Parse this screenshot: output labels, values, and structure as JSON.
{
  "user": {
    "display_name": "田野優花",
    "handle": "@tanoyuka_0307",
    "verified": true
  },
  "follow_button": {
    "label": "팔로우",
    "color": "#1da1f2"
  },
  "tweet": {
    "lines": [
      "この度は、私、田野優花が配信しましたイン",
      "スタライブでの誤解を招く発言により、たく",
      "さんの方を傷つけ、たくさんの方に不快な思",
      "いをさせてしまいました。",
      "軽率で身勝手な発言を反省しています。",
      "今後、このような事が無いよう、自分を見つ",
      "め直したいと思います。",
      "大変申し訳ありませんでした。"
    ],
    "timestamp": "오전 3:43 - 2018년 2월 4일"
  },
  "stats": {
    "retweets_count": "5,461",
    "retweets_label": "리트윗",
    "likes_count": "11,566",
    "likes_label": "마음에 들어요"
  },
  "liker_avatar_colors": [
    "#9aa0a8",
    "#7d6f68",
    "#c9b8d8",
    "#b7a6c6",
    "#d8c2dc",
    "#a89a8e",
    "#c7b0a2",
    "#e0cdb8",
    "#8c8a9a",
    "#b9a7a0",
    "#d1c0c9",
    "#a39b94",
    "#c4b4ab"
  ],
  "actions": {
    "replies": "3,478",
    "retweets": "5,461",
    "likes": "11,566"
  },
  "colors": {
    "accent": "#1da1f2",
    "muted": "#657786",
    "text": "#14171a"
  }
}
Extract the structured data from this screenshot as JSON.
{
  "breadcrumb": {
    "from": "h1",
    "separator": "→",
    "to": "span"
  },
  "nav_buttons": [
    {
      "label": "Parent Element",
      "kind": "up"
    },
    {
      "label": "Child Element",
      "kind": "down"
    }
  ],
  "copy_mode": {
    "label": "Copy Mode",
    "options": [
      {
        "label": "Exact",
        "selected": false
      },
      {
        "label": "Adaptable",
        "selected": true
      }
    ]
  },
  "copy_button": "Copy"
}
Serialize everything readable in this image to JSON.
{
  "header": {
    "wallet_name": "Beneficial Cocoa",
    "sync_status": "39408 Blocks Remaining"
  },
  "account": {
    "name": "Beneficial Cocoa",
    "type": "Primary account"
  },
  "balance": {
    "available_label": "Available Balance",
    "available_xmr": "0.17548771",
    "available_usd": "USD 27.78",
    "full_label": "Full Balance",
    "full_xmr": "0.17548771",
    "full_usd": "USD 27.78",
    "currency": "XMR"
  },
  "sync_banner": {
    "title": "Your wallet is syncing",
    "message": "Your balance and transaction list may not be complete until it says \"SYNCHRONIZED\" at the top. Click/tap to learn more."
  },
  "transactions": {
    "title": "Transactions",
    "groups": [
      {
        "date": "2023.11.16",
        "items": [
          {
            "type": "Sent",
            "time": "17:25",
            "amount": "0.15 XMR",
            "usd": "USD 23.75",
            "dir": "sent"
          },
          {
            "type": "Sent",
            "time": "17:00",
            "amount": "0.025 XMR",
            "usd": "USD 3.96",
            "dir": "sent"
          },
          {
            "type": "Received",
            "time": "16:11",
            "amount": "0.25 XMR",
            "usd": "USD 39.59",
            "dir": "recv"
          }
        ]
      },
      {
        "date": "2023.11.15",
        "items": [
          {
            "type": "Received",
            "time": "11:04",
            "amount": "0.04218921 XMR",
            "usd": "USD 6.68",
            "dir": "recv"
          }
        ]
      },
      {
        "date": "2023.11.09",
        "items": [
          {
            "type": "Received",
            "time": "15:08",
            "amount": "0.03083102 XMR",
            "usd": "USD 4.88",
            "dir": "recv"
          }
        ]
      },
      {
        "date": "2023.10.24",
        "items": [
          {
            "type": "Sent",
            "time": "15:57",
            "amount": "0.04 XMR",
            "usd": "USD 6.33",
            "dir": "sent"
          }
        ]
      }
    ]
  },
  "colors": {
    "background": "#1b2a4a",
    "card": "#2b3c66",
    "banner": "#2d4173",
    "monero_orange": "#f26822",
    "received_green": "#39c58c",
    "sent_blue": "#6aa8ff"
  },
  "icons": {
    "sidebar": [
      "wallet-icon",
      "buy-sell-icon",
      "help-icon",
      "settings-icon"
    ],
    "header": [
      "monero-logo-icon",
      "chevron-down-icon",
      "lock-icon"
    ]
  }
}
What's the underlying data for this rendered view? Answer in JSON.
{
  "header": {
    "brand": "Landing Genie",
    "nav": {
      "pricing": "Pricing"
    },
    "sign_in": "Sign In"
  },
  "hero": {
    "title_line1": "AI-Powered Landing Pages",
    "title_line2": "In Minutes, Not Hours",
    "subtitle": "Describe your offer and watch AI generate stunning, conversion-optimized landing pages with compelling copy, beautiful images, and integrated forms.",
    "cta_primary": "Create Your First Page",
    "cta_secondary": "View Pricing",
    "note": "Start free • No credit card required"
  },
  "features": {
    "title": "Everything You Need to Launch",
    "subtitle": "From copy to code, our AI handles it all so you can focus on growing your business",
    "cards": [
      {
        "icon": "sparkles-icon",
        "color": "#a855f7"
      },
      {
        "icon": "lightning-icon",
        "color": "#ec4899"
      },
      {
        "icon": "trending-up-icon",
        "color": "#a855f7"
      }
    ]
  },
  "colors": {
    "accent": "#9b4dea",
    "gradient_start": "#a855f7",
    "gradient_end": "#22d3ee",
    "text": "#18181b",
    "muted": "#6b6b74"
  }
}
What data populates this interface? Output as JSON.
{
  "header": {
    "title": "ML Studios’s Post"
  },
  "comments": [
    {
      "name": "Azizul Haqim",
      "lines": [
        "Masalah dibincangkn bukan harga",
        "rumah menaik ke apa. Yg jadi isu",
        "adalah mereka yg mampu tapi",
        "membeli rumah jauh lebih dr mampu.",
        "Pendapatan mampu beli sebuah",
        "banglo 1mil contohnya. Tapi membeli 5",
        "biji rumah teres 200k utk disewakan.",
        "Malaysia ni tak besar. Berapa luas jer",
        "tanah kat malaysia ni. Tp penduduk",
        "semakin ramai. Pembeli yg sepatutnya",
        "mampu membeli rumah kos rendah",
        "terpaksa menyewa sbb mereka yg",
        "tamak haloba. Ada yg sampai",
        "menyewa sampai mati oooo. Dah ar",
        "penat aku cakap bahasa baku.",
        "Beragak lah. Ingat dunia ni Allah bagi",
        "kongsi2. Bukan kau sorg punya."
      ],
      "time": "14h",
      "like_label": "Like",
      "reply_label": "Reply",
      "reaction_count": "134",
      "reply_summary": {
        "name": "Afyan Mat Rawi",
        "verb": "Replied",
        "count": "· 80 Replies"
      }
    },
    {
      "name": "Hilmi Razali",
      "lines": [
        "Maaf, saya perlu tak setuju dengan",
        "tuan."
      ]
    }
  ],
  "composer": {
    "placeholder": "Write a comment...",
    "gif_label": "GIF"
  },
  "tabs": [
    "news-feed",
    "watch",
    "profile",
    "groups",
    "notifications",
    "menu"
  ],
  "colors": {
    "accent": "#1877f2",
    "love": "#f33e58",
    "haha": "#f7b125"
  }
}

----------------------------------------

→ What you are asked to do: Recopy all the lines exactly as they appear.

→ Result of this task:
Parse this screenshot: output labels, values, and structure as JSON.
{
  "user": {
    "display_name": "田野優花",
    "handle": "@tanoyuka_0307",
    "verified": true
  },
  "follow_button": {
    "label": "팔로우",
    "color": "#1da1f2"
  },
  "tweet": {
    "lines": [
      "この度は、私、田野優花が配信しましたイン",
      "スタライブでの誤解を招く発言により、たく",
      "さんの方を傷つけ、たくさんの方に不快な思",
      "いをさせてしまいました。",
      "軽率で身勝手な発言を反省しています。",
      "今後、このような事が無いよう、自分を見つ",
      "め直したいと思います。",
      "大変申し訳ありませんでした。"
    ],
    "timestamp": "오전 3:43 - 2018년 2월 4일"
  },
  "stats": {
    "retweets_count": "5,461",
    "retweets_label": "리트윗",
    "likes_count": "11,566",
    "likes_label": "마음에 들어요"
  },
  "liker_avatar_colors": [
    "#9aa0a8",
    "#7d6f68",
    "#c9b8d8",
    "#b7a6c6",
    "#d8c2dc",
    "#a89a8e",
    "#c7b0a2",
    "#e0cdb8",
    "#8c8a9a",
    "#b9a7a0",
    "#d1c0c9",
    "#a39b94",
    "#c4b4ab"
  ],
  "actions": {
    "replies": "3,478",
    "retweets": "5,461",
    "likes": "11,566"
  },
  "colors": {
    "accent": "#1da1f2",
    "muted": "#657786",
    "text": "#14171a"
  }
}
Extract the structured data from this screenshot as JSON.
{
  "breadcrumb": {
    "from": "h1",
    "separator": "→",
    "to": "span"
  },
  "nav_buttons": [
    {
      "label": "Parent Element",
      "kind": "up"
    },
    {
      "label": "Child Element",
      "kind": "down"
    }
  ],
  "copy_mode": {
    "label": "Copy Mode",
    "options": [
      {
        "label": "Exact",
        "selected": false
      },
      {
        "label": "Adaptable",
        "selected": true
      }
    ]
  },
  "copy_button": "Copy"
}
Serialize everything readable in this image to JSON.
{
  "header": {
    "wallet_name": "Beneficial Cocoa",
    "sync_status": "39408 Blocks Remaining"
  },
  "account": {
    "name": "Beneficial Cocoa",
    "type": "Primary account"
  },
  "balance": {
    "available_label": "Available Balance",
    "available_xmr": "0.17548771",
    "available_usd": "USD 27.78",
    "full_label": "Full Balance",
    "full_xmr": "0.17548771",
    "full_usd": "USD 27.78",
    "currency": "XMR"
  },
  "sync_banner": {
    "title": "Your wallet is syncing",
    "message": "Your balance and transaction list may not be complete until it says \"SYNCHRONIZED\" at the top. Click/tap to learn more."
  },
  "transactions": {
    "title": "Transactions",
    "groups": [
      {
        "date": "2023.11.16",
        "items": [
          {
            "type": "Sent",
            "time": "17:25",
            "amount": "0.15 XMR",
            "usd": "USD 23.75",
            "dir": "sent"
          },
          {
            "type": "Sent",
            "time": "17:00",
            "amount": "0.025 XMR",
            "usd": "USD 3.96",
            "dir": "sent"
          },
          {
            "type": "Received",
            "time": "16:11",
            "amount": "0.25 XMR",
            "usd": "USD 39.59",
            "dir": "recv"
          }
        ]
      },
      {
        "date": "2023.11.15",
        "items": [
          {
            "type": "Received",
            "time": "11:04",
            "amount": "0.04218921 XMR",
            "usd": "USD 6.68",
            "dir": "recv"
          }
        ]
      },
      {
        "date": "2023.11.09",
        "items": [
          {
            "type": "Received",
            "time": "15:08",
            "amount": "0.03083102 XMR",
            "usd": "USD 4.88",
            "dir": "recv"
          }
        ]
      },
      {
        "date": "2023.10.24",
        "items": [
          {
            "type": "Sent",
            "time": "15:57",
            "amount": "0.04 XMR",
            "usd": "USD 6.33",
            "dir": "sent"
          }
        ]
      }
    ]
  },
  "colors": {
    "background": "#1b2a4a",
    "card": "#2b3c66",
    "banner": "#2d4173",
    "monero_orange": "#f26822",
    "received_green": "#39c58c",
    "sent_blue": "#6aa8ff"
  },
  "icons": {
    "sidebar": [
      "wallet-icon",
      "buy-sell-icon",
      "help-icon",
      "settings-icon"
    ],
    "header": [
      "monero-logo-icon",
      "chevron-down-icon",
      "lock-icon"
    ]
  }
}
What's the underlying data for this rendered view? Answer in JSON.
{
  "header": {
    "brand": "Landing Genie",
    "nav": {
      "pricing": "Pricing"
    },
    "sign_in": "Sign In"
  },
  "hero": {
    "title_line1": "AI-Powered Landing Pages",
    "title_line2": "In Minutes, Not Hours",
    "subtitle": "Describe your offer and watch AI generate stunning, conversion-optimized landing pages with compelling copy, beautiful images, and integrated forms.",
    "cta_primary": "Create Your First Page",
    "cta_secondary": "View Pricing",
    "note": "Start free • No credit card required"
  },
  "features": {
    "title": "Everything You Need to Launch",
    "subtitle": "From copy to code, our AI handles it all so you can focus on growing your business",
    "cards": [
      {
        "icon": "sparkles-icon",
        "color": "#a855f7"
      },
      {
        "icon": "lightning-icon",
        "color": "#ec4899"
      },
      {
        "icon": "trending-up-icon",
        "color": "#a855f7"
      }
    ]
  },
  "colors": {
    "accent": "#9b4dea",
    "gradient_start": "#a855f7",
    "gradient_end": "#22d3ee",
    "text": "#18181b",
    "muted": "#6b6b74"
  }
}
What data populates this interface? Output as JSON.
{
  "header": {
    "title": "ML Studios’s Post"
  },
  "comments": [
    {
      "name": "Azizul Haqim",
      "lines": [
        "Masalah dibincangkn bukan harga",
        "rumah menaik ke apa. Yg jadi isu",
        "adalah mereka yg mampu tapi",
        "membeli rumah jauh lebih dr mampu.",
        "Pendapatan mampu beli sebuah",
        "banglo 1mil contohnya. Tapi membeli 5",
        "biji rumah teres 200k utk disewakan.",
        "Malaysia ni tak besar. Berapa luas jer",
        "tanah kat malaysia ni. Tp penduduk",
        "semakin ramai. Pembeli yg sepatutnya",
        "mampu membeli rumah kos rendah",
        "terpaksa menyewa sbb mereka yg",
        "tamak haloba. Ada yg sampai",
        "menyewa sampai mati oooo. Dah ar",
        "penat aku cakap bahasa baku.",
        "Beragak lah. Ingat dunia ni Allah bagi",
        "kongsi2. Bukan kau sorg punya."
      ],
      "time": "14h",
      "like_label": "Like",
      "reply_label": "Reply",
      "reaction_count": "134",
      "reply_summary": {
        "name": "Afyan Mat Rawi",
        "verb": "Replied",
        "count": "· 80 Replies"
      }
    },
    {
      "name": "Hilmi Razali",
      "lines": [
        "Maaf, saya perlu tak setuju dengan",
        "tuan."
      ]
    }
  ],
  "composer": {
    "placeholder": "Write a comment...",
    "gif_label": "GIF"
  },
  "tabs": [
    "news-feed",
    "watch",
    "profile",
    "groups",
    "notifications",
    "menu"
  ],
  "colors": {
    "accent": "#1877f2",
    "love": "#f33e58",
    "haha": "#f7b125"
  }
}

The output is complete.